**LISTED RECORDS:**
⁂

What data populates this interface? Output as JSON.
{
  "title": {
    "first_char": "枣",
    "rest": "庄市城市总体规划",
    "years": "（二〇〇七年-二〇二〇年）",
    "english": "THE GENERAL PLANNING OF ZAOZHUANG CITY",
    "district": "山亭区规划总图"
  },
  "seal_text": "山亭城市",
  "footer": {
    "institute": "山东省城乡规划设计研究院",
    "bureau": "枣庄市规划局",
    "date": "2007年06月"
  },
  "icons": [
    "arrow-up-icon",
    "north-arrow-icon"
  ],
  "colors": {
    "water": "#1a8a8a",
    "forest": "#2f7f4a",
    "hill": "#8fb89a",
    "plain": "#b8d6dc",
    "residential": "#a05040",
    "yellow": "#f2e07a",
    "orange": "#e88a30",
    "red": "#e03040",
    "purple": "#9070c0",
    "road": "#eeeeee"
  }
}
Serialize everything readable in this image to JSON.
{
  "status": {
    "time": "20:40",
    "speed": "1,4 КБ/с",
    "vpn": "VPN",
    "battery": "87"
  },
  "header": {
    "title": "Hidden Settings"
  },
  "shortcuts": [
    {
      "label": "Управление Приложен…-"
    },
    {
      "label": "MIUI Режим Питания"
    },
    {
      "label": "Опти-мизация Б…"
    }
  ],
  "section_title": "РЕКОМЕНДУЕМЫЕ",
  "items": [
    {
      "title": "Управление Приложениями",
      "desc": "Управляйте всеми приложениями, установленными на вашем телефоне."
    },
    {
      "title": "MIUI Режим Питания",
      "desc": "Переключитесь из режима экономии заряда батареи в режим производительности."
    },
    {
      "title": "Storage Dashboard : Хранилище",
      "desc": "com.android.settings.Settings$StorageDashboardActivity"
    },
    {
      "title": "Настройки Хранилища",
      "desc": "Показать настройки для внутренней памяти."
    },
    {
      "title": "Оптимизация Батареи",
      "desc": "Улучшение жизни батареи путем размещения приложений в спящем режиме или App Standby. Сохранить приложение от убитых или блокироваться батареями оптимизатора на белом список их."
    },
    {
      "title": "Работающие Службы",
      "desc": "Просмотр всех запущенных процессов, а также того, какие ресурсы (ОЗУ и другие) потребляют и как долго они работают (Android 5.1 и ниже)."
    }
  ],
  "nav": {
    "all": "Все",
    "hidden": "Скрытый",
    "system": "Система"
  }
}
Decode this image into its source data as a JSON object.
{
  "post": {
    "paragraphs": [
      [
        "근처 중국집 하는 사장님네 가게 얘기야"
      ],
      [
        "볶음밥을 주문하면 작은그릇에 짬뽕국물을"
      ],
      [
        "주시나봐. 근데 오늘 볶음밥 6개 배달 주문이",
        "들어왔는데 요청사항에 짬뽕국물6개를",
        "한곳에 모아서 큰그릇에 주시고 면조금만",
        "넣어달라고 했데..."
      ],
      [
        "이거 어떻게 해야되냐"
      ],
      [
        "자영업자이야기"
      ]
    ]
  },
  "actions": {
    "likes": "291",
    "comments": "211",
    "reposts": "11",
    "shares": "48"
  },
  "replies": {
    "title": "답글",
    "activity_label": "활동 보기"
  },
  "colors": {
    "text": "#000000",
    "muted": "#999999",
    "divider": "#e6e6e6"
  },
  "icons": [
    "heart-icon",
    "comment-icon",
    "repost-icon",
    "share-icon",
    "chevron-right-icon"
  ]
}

⁂

From the records above, extract every line exactly as it stands.

**WRITTEN REPLY:**
What data populates this interface? Output as JSON.
{
  "title": {
    "first_char": "枣",
    "rest": "庄市城市总体规划",
    "years": "（二〇〇七年-二〇二〇年）",
    "english": "THE GENERAL PLANNING OF ZAOZHUANG CITY",
    "district": "山亭区规划总图"
  },
  "seal_text": "山亭城市",
  "footer": {
    "institute": "山东省城乡规划设计研究院",
    "bureau": "枣庄市规划局",
    "date": "2007年06月"
  },
  "icons": [
    "arrow-up-icon",
    "north-arrow-icon"
  ],
  "colors": {
    "water": "#1a8a8a",
    "forest": "#2f7f4a",
    "hill": "#8fb89a",
    "plain": "#b8d6dc",
    "residential": "#a05040",
    "yellow": "#f2e07a",
    "orange": "#e88a30",
    "red": "#e03040",
    "purple": "#9070c0",
    "road": "#eeeeee"
  }
}
Serialize everything readable in this image to JSON.
{
  "status": {
    "time": "20:40",
    "speed": "1,4 КБ/с",
    "vpn": "VPN",
    "battery": "87"
  },
  "header": {
    "title": "Hidden Settings"
  },
  "shortcuts": [
    {
      "label": "Управление Приложен…-"
    },
    {
      "label": "MIUI Режим Питания"
    },
    {
      "label": "Опти-мизация Б…"
    }
  ],
  "section_title": "РЕКОМЕНДУЕМЫЕ",
  "items": [
    {
      "title": "Управление Приложениями",
      "desc": "Управляйте всеми приложениями, установленными на вашем телефоне."
    },
    {
      "title": "MIUI Режим Питания",
      "desc": "Переключитесь из режима экономии заряда батареи в режим производительности."
    },
    {
      "title": "Storage Dashboard : Хранилище",
      "desc": "com.android.settings.Settings$StorageDashboardActivity"
    },
    {
      "title": "Настройки Хранилища",
      "desc": "Показать настройки для внутренней памяти."
    },
    {
      "title": "Оптимизация Батареи",
      "desc": "Улучшение жизни батареи путем размещения приложений в спящем режиме или App Standby. Сохранить приложение от убитых или блокироваться батареями оптимизатора на белом список их."
    },
    {
      "title": "Работающие Службы",
      "desc": "Просмотр всех запущенных процессов, а также того, какие ресурсы (ОЗУ и другие) потребляют и как долго они работают (Android 5.1 и ниже)."
    }
  ],
  "nav": {
    "all": "Все",
    "hidden": "Скрытый",
    "system": "Система"
  }
}
Decode this image into its source data as a JSON object.
{
  "post": {
    "paragraphs": [
      [
        "근처 중국집 하는 사장님네 가게 얘기야"
      ],
      [
        "볶음밥을 주문하면 작은그릇에 짬뽕국물을"
      ],
      [
        "주시나봐. 근데 오늘 볶음밥 6개 배달 주문이",
        "들어왔는데 요청사항에 짬뽕국물6개를",
        "한곳에 모아서 큰그릇에 주시고 면조금만",
        "넣어달라고 했데..."
      ],
      [
        "이거 어떻게 해야되냐"
      ],
      [
        "자영업자이야기"
      ]
    ]
  },
  "actions": {
    "likes": "291",
    "comments": "211",
    "reposts": "11",
    "shares": "48"
  },
  "replies": {
    "title": "답글",
    "activity_label": "활동 보기"
  },
  "colors": {
    "text": "#000000",
    "muted": "#999999",
    "divider": "#e6e6e6"
  },
  "icons": [
    "heart-icon",
    "comment-icon",
    "repost-icon",
    "share-icon",
    "chevron-right-icon"
  ]
}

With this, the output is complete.